**Provided entries**:
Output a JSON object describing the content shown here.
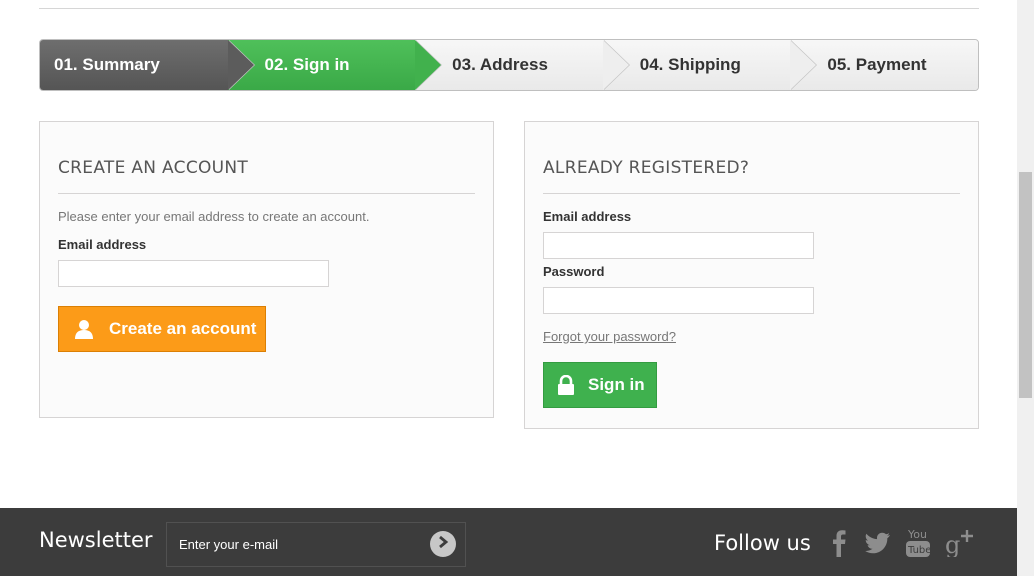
{
  "steps": [
    {
      "label": "01. Summary"
    },
    {
      "label": "02. Sign in"
    },
    {
      "label": "03. Address"
    },
    {
      "label": "04. Shipping"
    },
    {
      "label": "05. Payment"
    }
  ],
  "create_account": {
    "heading": "CREATE AN ACCOUNT",
    "hint": "Please enter your email address to create an account.",
    "email_label": "Email address",
    "email_value": "",
    "button_label": "Create an account"
  },
  "login": {
    "heading": "ALREADY REGISTERED?",
    "email_label": "Email address",
    "email_value": "",
    "password_label": "Password",
    "password_value": "",
    "forgot_label": "Forgot your password?",
    "button_label": "Sign in"
  },
  "footer": {
    "newsletter_title": "Newsletter",
    "newsletter_placeholder": "Enter your e-mail",
    "follow_title": "Follow us",
    "social": [
      "facebook-icon",
      "twitter-icon",
      "youtube-icon",
      "google-plus-icon"
    ]
  },
  "colors": {
    "active_step": "#41b14d",
    "done_step": "#5c5c5c",
    "create_button": "#fc9b18",
    "signin_button": "#3fb14e",
    "footer": "#3c3c3c"
  }
}
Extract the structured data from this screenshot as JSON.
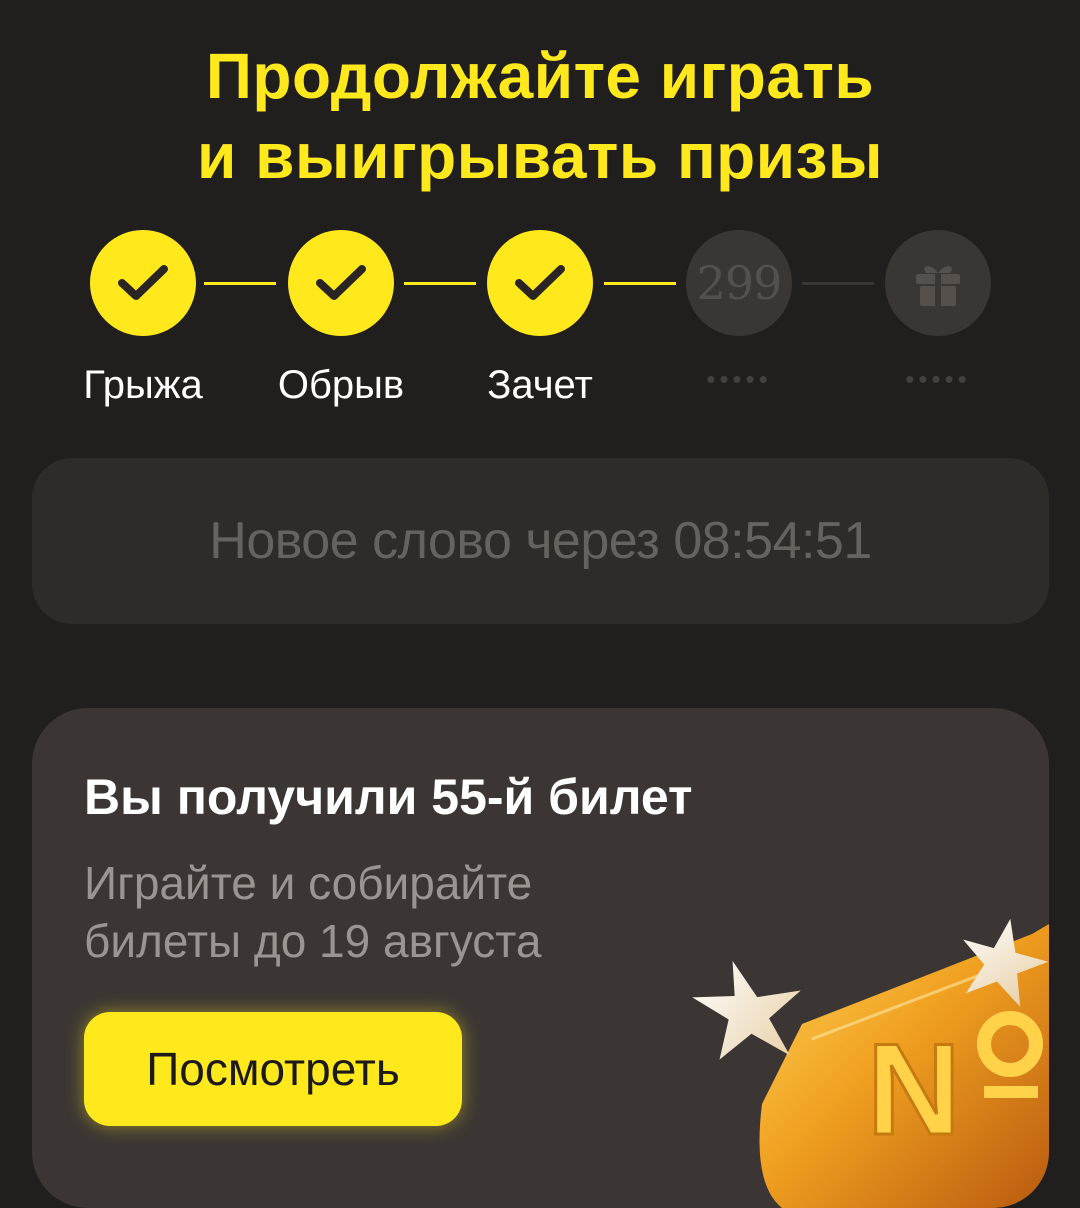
{
  "headline": {
    "line1": "Продолжайте играть",
    "line2": "и выигрывать призы"
  },
  "steps": [
    {
      "label": "Грыжа",
      "status": "done",
      "icon": "check-icon"
    },
    {
      "label": "Обрыв",
      "status": "done",
      "icon": "check-icon"
    },
    {
      "label": "Зачет",
      "status": "done",
      "icon": "check-icon"
    },
    {
      "value": "299",
      "masked_label": "•••••",
      "status": "pending"
    },
    {
      "masked_label": "•••••",
      "status": "pending",
      "icon": "gift-icon"
    }
  ],
  "timer": {
    "text": "Новое слово через 08:54:51"
  },
  "card": {
    "title": "Вы получили 55-й билет",
    "subtitle": "Играйте и собирайте билеты до 19 августа",
    "button_label": "Посмотреть",
    "illustration": "golden-ticket-icon"
  },
  "colors": {
    "accent": "#ffe81c",
    "background": "#211f1e",
    "card": "#3b3633",
    "pending_circle": "#3a3634"
  }
}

**Request**:
Extract every line containing the string "icon" from the data above.

**Solved problem**:
      "facebook-icon",
      "twitter-icon",
      "youtube-icon",
      "google-plus-icon"
      "icon": "check-icon"
      "icon": "check-icon"
      "icon": "check-icon"
      "icon": "gift-icon"
    "illustration": "golden-ticket-icon"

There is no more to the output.